In full and without deviation, write out the entries that follow.

***** Information given

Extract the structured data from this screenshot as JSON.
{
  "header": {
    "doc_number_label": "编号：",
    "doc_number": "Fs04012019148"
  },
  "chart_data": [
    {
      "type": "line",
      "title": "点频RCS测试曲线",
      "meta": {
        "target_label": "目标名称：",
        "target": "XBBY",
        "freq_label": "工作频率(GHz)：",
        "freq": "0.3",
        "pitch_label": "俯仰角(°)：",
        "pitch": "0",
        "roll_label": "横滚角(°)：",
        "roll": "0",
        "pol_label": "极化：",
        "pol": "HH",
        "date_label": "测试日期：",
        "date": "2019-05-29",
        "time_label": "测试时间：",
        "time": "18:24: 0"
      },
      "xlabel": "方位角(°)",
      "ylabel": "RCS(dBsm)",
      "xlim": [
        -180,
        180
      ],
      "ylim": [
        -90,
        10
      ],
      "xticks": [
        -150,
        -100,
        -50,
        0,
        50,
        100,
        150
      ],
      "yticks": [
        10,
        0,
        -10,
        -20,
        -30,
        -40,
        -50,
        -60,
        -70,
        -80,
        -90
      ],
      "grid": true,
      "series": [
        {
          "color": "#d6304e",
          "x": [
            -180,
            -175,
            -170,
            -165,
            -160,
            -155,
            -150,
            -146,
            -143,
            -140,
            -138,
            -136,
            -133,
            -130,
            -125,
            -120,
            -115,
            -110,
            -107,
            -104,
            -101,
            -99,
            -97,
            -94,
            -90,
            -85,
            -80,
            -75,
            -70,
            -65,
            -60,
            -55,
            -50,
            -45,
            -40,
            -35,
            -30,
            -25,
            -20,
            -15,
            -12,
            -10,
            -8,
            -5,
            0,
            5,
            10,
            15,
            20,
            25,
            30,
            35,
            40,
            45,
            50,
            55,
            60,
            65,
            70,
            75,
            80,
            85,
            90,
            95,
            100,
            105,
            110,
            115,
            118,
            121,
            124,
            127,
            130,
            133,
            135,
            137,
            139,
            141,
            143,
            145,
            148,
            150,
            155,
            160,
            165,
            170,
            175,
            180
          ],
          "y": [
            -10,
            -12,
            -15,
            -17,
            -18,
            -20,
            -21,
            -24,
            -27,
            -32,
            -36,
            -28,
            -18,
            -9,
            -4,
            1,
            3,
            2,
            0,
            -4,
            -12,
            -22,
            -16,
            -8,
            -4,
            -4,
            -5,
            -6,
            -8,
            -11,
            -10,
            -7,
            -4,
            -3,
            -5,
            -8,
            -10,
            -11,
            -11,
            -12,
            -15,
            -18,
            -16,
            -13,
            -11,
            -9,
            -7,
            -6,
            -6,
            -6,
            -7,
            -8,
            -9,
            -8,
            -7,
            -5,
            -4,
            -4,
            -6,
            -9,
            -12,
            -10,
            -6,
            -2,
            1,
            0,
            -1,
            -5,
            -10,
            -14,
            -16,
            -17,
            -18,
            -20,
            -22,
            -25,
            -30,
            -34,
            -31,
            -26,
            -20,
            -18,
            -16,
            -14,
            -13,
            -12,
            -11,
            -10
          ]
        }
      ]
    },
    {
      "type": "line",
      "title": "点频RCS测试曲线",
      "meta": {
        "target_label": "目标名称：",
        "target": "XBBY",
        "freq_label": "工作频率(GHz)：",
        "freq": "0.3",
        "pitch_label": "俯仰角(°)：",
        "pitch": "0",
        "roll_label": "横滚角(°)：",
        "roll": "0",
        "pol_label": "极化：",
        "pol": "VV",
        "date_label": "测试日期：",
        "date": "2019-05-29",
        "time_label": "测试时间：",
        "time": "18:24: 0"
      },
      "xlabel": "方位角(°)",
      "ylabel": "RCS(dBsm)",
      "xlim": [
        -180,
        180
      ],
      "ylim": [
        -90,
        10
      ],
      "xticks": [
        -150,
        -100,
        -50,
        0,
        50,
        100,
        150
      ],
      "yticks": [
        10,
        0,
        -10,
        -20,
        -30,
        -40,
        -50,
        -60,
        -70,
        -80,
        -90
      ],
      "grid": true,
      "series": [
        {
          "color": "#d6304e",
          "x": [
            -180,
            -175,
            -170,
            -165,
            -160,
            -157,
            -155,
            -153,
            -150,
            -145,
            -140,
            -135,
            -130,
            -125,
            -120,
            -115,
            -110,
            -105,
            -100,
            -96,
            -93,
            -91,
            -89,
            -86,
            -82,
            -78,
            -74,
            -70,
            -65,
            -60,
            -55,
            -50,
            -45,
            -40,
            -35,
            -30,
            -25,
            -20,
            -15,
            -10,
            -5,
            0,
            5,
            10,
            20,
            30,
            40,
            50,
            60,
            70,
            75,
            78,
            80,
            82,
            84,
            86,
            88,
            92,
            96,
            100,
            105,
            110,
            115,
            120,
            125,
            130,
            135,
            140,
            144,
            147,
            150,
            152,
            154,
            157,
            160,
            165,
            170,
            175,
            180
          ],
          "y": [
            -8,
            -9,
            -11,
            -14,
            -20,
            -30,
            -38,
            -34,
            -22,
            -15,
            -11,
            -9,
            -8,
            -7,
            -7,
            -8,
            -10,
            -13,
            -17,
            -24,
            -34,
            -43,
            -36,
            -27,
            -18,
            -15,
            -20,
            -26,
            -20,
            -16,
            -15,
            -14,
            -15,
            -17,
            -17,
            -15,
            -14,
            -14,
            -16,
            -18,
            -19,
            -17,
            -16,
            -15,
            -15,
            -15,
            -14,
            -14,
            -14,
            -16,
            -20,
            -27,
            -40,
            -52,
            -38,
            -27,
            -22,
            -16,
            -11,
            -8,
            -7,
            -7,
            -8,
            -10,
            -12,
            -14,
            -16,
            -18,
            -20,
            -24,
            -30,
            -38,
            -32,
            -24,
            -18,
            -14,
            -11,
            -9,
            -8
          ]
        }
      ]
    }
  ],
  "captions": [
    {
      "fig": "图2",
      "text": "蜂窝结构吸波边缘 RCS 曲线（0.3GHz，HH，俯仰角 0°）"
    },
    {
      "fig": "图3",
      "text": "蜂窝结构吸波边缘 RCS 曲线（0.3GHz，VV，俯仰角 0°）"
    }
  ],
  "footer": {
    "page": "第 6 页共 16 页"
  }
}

**********

#### Answer to the problem:
Extract the structured data from this screenshot as JSON.
{
  "header": {
    "doc_number_label": "编号：",
    "doc_number": "Fs04012019148"
  },
  "chart_data": [
    {
      "type": "line",
      "title": "点频RCS测试曲线",
      "meta": {
        "target_label": "目标名称：",
        "target": "XBBY",
        "freq_label": "工作频率(GHz)：",
        "freq": "0.3",
        "pitch_label": "俯仰角(°)：",
        "pitch": "0",
        "roll_label": "横滚角(°)：",
        "roll": "0",
        "pol_label": "极化：",
        "pol": "HH",
        "date_label": "测试日期：",
        "date": "2019-05-29",
        "time_label": "测试时间：",
        "time": "18:24: 0"
      },
      "xlabel": "方位角(°)",
      "ylabel": "RCS(dBsm)",
      "xlim": [
        -180,
        180
      ],
      "ylim": [
        -90,
        10
      ],
      "xticks": [
        -150,
        -100,
        -50,
        0,
        50,
        100,
        150
      ],
      "yticks": [
        10,
        0,
        -10,
        -20,
        -30,
        -40,
        -50,
        -60,
        -70,
        -80,
        -90
      ],
      "grid": true,
      "series": [
        {
          "color": "#d6304e",
          "x": [
            -180,
            -175,
            -170,
            -165,
            -160,
            -155,
            -150,
            -146,
            -143,
            -140,
            -138,
            -136,
            -133,
            -130,
            -125,
            -120,
            -115,
            -110,
            -107,
            -104,
            -101,
            -99,
            -97,
            -94,
            -90,
            -85,
            -80,
            -75,
            -70,
            -65,
            -60,
            -55,
            -50,
            -45,
            -40,
            -35,
            -30,
            -25,
            -20,
            -15,
            -12,
            -10,
            -8,
            -5,
            0,
            5,
            10,
            15,
            20,
            25,
            30,
            35,
            40,
            45,
            50,
            55,
            60,
            65,
            70,
            75,
            80,
            85,
            90,
            95,
            100,
            105,
            110,
            115,
            118,
            121,
            124,
            127,
            130,
            133,
            135,
            137,
            139,
            141,
            143,
            145,
            148,
            150,
            155,
            160,
            165,
            170,
            175,
            180
          ],
          "y": [
            -10,
            -12,
            -15,
            -17,
            -18,
            -20,
            -21,
            -24,
            -27,
            -32,
            -36,
            -28,
            -18,
            -9,
            -4,
            1,
            3,
            2,
            0,
            -4,
            -12,
            -22,
            -16,
            -8,
            -4,
            -4,
            -5,
            -6,
            -8,
            -11,
            -10,
            -7,
            -4,
            -3,
            -5,
            -8,
            -10,
            -11,
            -11,
            -12,
            -15,
            -18,
            -16,
            -13,
            -11,
            -9,
            -7,
            -6,
            -6,
            -6,
            -7,
            -8,
            -9,
            -8,
            -7,
            -5,
            -4,
            -4,
            -6,
            -9,
            -12,
            -10,
            -6,
            -2,
            1,
            0,
            -1,
            -5,
            -10,
            -14,
            -16,
            -17,
            -18,
            -20,
            -22,
            -25,
            -30,
            -34,
            -31,
            -26,
            -20,
            -18,
            -16,
            -14,
            -13,
            -12,
            -11,
            -10
          ]
        }
      ]
    },
    {
      "type": "line",
      "title": "点频RCS测试曲线",
      "meta": {
        "target_label": "目标名称：",
        "target": "XBBY",
        "freq_label": "工作频率(GHz)：",
        "freq": "0.3",
        "pitch_label": "俯仰角(°)：",
        "pitch": "0",
        "roll_label": "横滚角(°)：",
        "roll": "0",
        "pol_label": "极化：",
        "pol": "VV",
        "date_label": "测试日期：",
        "date": "2019-05-29",
        "time_label": "测试时间：",
        "time": "18:24: 0"
      },
      "xlabel": "方位角(°)",
      "ylabel": "RCS(dBsm)",
      "xlim": [
        -180,
        180
      ],
      "ylim": [
        -90,
        10
      ],
      "xticks": [
        -150,
        -100,
        -50,
        0,
        50,
        100,
        150
      ],
      "yticks": [
        10,
        0,
        -10,
        -20,
        -30,
        -40,
        -50,
        -60,
        -70,
        -80,
        -90
      ],
      "grid": true,
      "series": [
        {
          "color": "#d6304e",
          "x": [
            -180,
            -175,
            -170,
            -165,
            -160,
            -157,
            -155,
            -153,
            -150,
            -145,
            -140,
            -135,
            -130,
            -125,
            -120,
            -115,
            -110,
            -105,
            -100,
            -96,
            -93,
            -91,
            -89,
            -86,
            -82,
            -78,
            -74,
            -70,
            -65,
            -60,
            -55,
            -50,
            -45,
            -40,
            -35,
            -30,
            -25,
            -20,
            -15,
            -10,
            -5,
            0,
            5,
            10,
            20,
            30,
            40,
            50,
            60,
            70,
            75,
            78,
            80,
            82,
            84,
            86,
            88,
            92,
            96,
            100,
            105,
            110,
            115,
            120,
            125,
            130,
            135,
            140,
            144,
            147,
            150,
            152,
            154,
            157,
            160,
            165,
            170,
            175,
            180
          ],
          "y": [
            -8,
            -9,
            -11,
            -14,
            -20,
            -30,
            -38,
            -34,
            -22,
            -15,
            -11,
            -9,
            -8,
            -7,
            -7,
            -8,
            -10,
            -13,
            -17,
            -24,
            -34,
            -43,
            -36,
            -27,
            -18,
            -15,
            -20,
            -26,
            -20,
            -16,
            -15,
            -14,
            -15,
            -17,
            -17,
            -15,
            -14,
            -14,
            -16,
            -18,
            -19,
            -17,
            -16,
            -15,
            -15,
            -15,
            -14,
            -14,
            -14,
            -16,
            -20,
            -27,
            -40,
            -52,
            -38,
            -27,
            -22,
            -16,
            -11,
            -8,
            -7,
            -7,
            -8,
            -10,
            -12,
            -14,
            -16,
            -18,
            -20,
            -24,
            -30,
            -38,
            -32,
            -24,
            -18,
            -14,
            -11,
            -9,
            -8
          ]
        }
      ]
    }
  ],
  "captions": [
    {
      "fig": "图2",
      "text": "蜂窝结构吸波边缘 RCS 曲线（0.3GHz，HH，俯仰角 0°）"
    },
    {
      "fig": "图3",
      "text": "蜂窝结构吸波边缘 RCS 曲线（0.3GHz，VV，俯仰角 0°）"
    }
  ],
  "footer": {
    "page": "第 6 页共 16 页"
  }
}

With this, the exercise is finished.